Problem statement: Which lines hold the word "functions"? Show each of them.

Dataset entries

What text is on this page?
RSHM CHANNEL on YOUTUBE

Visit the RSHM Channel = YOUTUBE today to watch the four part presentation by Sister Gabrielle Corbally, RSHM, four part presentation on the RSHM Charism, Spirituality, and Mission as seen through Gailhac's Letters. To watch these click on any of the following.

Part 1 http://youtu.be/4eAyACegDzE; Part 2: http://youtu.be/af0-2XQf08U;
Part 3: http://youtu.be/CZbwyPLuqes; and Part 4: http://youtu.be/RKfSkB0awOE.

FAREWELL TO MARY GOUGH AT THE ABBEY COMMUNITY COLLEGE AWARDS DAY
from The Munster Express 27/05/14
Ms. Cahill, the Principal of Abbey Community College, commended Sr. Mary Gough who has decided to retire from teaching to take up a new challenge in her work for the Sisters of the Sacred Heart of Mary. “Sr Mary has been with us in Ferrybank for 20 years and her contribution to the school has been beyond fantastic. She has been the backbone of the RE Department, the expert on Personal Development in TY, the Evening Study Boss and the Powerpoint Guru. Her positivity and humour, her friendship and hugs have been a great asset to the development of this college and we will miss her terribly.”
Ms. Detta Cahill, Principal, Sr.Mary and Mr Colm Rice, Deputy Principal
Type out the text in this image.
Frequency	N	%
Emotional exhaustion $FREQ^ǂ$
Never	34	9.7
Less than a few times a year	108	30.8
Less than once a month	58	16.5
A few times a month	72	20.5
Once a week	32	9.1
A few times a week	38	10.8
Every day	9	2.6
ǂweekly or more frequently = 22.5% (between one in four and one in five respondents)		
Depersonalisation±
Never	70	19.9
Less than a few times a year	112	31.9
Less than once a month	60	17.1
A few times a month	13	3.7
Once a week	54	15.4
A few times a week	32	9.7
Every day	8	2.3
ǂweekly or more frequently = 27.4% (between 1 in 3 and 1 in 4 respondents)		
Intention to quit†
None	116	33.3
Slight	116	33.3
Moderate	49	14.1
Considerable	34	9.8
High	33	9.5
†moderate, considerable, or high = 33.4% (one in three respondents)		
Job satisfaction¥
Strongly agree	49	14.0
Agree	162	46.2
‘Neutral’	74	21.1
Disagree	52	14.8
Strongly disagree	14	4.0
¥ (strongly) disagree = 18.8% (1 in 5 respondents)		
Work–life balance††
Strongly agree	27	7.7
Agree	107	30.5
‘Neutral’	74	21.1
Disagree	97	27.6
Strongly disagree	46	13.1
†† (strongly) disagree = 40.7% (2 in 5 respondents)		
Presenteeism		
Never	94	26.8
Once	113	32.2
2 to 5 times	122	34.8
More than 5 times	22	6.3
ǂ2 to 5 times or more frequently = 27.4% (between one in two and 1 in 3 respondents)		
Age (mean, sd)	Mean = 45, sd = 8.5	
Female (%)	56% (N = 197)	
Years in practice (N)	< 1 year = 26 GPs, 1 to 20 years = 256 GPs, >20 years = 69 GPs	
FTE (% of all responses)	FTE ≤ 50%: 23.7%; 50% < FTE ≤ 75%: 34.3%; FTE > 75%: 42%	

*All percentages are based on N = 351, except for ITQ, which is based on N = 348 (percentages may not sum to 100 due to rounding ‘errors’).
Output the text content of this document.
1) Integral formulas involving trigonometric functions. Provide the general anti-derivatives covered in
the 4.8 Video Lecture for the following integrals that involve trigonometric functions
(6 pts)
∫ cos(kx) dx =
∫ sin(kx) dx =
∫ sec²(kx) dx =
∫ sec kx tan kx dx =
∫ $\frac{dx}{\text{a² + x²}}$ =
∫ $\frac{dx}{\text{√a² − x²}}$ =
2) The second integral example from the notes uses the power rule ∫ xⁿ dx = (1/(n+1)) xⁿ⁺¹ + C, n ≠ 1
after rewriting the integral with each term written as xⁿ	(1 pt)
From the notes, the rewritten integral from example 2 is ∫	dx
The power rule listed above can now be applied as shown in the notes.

Problem solution:
1) Integral formulas involving trigonometric functions. Provide the general anti-derivatives covered in
the 4.8 Video Lecture for the following integrals that involve trigonometric functions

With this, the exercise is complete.